Task instructions:
Without altering anything, repeat each of the records.

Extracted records
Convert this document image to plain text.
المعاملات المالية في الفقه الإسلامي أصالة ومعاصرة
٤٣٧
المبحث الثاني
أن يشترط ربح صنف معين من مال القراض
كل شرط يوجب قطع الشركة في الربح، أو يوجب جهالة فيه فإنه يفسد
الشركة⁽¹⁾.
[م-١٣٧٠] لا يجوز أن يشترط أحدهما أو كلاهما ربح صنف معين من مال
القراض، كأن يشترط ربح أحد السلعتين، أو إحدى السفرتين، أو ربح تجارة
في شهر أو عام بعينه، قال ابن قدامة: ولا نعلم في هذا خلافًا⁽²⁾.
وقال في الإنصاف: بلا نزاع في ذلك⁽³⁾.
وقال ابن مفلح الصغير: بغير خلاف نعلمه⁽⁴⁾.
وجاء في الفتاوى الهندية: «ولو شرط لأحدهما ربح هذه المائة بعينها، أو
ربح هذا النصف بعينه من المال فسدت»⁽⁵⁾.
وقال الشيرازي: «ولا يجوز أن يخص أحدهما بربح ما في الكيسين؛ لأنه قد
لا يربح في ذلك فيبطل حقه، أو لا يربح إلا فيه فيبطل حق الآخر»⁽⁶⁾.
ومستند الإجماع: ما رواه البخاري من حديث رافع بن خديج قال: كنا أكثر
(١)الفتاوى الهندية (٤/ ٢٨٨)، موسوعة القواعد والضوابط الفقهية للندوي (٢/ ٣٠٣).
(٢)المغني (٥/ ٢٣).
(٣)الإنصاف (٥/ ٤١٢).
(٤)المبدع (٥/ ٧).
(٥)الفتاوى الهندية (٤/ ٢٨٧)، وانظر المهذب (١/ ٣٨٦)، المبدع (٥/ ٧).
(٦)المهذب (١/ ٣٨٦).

Solution to the problem:
Convert this document image to plain text.
المعاملات المالية في الفقه الإسلامي أصالة ومعاصرة
٤٣٧
المبحث الثاني
أن يشترط ربح صنف معين من مال القراض
كل شرط يوجب قطع الشركة في الربح، أو يوجب جهالة فيه فإنه يفسد
الشركة⁽¹⁾.
[م-١٣٧٠] لا يجوز أن يشترط أحدهما أو كلاهما ربح صنف معين من مال
القراض، كأن يشترط ربح أحد السلعتين، أو إحدى السفرتين، أو ربح تجارة
في شهر أو عام بعينه، قال ابن قدامة: ولا نعلم في هذا خلافًا⁽²⁾.
وقال في الإنصاف: بلا نزاع في ذلك⁽³⁾.
وقال ابن مفلح الصغير: بغير خلاف نعلمه⁽⁴⁾.
وجاء في الفتاوى الهندية: «ولو شرط لأحدهما ربح هذه المائة بعينها، أو
ربح هذا النصف بعينه من المال فسدت»⁽⁵⁾.
وقال الشيرازي: «ولا يجوز أن يخص أحدهما بربح ما في الكيسين؛ لأنه قد
لا يربح في ذلك فيبطل حقه، أو لا يربح إلا فيه فيبطل حق الآخر»⁽⁶⁾.
ومستند الإجماع: ما رواه البخاري من حديث رافع بن خديج قال: كنا أكثر
(١)الفتاوى الهندية (٤/ ٢٨٨)، موسوعة القواعد والضوابط الفقهية للندوي (٢/ ٣٠٣).
(٢)المغني (٥/ ٢٣).
(٣)الإنصاف (٥/ ٤١٢).
(٤)المبدع (٥/ ٧).
(٥)الفتاوى الهندية (٤/ ٢٨٧)، وانظر المهذب (١/ ٣٨٦)، المبدع (٥/ ٧).
(٦)المهذب (١/ ٣٨٦).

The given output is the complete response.